> _Exercise_
Reply with one number: the count of lines in the records below that hold "title".

> _Supplied information_
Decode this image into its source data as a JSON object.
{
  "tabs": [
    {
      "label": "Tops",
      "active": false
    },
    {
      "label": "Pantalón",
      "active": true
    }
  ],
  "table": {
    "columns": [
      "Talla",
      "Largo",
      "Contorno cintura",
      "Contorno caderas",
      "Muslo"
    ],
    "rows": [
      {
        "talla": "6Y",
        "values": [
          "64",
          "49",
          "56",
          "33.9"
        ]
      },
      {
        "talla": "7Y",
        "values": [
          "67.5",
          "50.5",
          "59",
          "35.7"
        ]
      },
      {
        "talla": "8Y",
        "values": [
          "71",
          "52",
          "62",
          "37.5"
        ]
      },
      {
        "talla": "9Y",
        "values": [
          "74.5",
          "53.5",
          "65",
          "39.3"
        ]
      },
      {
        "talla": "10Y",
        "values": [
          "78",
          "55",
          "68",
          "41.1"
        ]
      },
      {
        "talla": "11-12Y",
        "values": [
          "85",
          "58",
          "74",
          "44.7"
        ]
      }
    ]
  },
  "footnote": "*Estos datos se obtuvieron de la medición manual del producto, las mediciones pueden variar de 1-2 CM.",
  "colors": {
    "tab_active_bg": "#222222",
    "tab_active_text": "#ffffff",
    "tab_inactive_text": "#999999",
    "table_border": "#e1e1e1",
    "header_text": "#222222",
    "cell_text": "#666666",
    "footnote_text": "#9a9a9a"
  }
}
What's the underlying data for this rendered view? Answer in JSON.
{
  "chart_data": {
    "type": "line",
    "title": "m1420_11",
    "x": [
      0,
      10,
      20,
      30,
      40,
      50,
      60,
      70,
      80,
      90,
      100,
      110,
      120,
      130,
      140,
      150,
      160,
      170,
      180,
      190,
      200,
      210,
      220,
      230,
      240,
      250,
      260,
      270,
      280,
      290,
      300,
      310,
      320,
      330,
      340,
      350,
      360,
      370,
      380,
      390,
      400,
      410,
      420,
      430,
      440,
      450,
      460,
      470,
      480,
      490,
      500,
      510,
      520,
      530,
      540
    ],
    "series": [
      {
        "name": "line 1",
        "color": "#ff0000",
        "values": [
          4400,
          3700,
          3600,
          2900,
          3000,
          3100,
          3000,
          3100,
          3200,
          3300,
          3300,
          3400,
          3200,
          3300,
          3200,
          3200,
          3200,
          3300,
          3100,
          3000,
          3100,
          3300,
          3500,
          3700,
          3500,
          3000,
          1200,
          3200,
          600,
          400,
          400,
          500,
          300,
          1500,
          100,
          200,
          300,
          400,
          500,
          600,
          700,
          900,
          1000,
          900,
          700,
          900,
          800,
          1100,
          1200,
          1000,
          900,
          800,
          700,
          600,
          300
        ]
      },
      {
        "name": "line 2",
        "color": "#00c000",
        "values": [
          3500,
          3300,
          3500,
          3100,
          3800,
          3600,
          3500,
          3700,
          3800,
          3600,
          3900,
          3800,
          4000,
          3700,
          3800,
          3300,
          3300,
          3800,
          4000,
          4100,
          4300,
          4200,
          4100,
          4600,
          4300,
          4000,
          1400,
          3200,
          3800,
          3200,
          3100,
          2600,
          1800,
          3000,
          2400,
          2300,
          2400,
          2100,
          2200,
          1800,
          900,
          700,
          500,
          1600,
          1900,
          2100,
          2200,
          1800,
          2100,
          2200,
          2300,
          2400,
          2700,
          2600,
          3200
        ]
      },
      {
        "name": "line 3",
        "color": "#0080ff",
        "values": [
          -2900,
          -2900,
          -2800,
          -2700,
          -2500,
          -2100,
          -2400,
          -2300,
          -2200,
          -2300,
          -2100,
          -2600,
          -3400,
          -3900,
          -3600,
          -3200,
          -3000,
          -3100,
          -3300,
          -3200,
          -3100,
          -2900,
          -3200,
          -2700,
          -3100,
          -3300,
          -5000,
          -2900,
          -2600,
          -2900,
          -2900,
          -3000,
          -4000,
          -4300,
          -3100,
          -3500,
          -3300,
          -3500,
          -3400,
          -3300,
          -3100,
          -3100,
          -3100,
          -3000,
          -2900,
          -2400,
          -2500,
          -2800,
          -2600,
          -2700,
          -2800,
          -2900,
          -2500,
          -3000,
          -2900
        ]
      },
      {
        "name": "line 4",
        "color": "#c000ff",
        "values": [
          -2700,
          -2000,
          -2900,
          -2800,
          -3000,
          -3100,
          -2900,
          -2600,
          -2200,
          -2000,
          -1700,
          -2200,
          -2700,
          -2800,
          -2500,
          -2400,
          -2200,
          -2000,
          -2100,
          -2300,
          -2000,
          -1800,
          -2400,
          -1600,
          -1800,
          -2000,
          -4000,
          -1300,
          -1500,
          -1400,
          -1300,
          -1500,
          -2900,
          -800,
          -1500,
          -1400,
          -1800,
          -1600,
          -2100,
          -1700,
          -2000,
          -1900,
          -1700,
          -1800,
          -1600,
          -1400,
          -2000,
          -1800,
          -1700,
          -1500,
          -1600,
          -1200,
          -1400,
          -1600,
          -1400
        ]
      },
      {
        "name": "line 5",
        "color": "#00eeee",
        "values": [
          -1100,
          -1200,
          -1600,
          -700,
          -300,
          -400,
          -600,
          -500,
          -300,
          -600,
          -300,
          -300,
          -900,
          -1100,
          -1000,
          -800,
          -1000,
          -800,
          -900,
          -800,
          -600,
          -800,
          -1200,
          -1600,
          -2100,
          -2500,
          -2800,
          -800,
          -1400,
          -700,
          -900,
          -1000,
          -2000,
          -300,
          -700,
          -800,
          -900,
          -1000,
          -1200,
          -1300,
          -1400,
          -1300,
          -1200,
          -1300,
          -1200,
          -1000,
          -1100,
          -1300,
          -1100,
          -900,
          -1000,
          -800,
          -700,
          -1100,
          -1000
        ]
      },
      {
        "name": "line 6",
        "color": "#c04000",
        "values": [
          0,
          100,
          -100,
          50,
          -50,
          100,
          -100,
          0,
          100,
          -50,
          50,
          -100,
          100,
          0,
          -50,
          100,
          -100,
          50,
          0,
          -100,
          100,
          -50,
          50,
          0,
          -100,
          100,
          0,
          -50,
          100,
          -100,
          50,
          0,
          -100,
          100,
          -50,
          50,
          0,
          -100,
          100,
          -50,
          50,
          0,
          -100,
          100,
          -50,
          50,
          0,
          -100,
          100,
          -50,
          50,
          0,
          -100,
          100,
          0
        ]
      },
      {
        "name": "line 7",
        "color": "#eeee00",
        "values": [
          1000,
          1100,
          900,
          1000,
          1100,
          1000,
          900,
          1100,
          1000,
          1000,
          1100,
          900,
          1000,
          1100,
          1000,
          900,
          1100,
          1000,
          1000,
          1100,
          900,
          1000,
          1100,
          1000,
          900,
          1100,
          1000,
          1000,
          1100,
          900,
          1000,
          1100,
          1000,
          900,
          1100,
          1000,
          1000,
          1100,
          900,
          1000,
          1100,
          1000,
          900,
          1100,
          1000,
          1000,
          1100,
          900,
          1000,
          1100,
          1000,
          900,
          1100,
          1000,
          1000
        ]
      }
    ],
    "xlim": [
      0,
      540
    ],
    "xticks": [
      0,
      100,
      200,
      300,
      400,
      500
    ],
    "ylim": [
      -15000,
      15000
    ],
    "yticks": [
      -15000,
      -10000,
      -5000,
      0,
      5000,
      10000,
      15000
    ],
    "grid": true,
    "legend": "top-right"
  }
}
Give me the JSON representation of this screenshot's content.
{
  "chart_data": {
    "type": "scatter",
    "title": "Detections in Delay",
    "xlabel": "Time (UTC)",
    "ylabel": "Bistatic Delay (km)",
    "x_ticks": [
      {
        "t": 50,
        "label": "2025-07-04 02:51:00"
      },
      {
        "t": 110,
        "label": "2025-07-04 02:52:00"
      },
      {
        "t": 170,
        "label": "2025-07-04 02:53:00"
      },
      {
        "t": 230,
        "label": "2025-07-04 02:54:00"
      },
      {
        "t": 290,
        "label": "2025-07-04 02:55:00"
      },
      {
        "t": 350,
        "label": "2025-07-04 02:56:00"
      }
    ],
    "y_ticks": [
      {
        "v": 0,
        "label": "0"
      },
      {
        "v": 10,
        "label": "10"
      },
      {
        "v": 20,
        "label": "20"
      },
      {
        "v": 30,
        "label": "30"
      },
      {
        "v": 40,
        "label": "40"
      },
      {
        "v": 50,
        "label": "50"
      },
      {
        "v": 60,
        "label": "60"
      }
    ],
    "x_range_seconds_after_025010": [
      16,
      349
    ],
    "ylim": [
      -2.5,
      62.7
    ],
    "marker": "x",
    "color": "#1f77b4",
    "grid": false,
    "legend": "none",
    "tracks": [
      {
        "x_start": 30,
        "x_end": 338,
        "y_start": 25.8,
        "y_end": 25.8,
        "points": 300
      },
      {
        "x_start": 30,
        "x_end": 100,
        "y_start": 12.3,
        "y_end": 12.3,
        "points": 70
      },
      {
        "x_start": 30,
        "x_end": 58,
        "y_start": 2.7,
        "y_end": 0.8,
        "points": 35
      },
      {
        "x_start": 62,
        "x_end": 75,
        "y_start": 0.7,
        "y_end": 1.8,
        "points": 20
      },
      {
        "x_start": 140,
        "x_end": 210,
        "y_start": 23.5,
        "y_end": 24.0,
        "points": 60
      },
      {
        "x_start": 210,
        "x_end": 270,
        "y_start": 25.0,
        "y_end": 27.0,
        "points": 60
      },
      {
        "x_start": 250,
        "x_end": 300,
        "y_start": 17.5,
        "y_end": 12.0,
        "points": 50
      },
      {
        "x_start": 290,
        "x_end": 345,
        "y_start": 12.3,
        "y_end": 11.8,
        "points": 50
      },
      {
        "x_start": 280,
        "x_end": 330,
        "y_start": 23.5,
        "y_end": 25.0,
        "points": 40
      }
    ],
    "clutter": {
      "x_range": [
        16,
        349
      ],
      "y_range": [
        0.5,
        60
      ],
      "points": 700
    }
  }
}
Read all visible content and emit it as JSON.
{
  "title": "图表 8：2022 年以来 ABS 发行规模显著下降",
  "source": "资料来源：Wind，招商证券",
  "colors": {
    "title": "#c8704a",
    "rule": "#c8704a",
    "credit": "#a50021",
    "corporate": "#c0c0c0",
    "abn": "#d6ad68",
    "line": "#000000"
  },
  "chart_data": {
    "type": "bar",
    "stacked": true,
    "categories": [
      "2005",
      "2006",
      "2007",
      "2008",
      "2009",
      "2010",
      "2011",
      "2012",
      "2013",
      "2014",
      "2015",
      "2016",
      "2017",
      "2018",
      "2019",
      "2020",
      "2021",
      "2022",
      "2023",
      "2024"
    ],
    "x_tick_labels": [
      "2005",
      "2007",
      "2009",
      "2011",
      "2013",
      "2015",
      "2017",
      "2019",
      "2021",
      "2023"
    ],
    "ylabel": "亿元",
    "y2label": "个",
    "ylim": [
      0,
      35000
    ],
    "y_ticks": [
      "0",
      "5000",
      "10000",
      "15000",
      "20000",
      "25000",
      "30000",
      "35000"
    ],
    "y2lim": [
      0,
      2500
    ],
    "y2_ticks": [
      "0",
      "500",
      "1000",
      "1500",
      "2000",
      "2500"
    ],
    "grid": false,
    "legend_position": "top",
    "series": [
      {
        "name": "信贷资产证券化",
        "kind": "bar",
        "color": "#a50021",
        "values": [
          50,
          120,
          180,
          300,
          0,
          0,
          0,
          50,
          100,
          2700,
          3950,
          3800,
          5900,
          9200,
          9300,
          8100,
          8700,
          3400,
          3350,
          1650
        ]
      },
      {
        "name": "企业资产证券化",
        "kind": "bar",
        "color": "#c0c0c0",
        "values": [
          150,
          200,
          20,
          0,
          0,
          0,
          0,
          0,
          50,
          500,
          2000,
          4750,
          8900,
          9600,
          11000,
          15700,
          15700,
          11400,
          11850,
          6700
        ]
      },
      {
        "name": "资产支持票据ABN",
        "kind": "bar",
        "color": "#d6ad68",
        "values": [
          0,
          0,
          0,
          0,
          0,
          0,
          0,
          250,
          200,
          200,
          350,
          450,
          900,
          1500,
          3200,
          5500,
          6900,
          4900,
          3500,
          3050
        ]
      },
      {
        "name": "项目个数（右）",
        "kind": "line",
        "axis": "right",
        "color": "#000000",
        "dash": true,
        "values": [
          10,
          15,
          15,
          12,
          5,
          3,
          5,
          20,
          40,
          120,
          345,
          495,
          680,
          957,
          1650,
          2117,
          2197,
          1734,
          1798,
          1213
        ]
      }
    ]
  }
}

> _Final answer_
4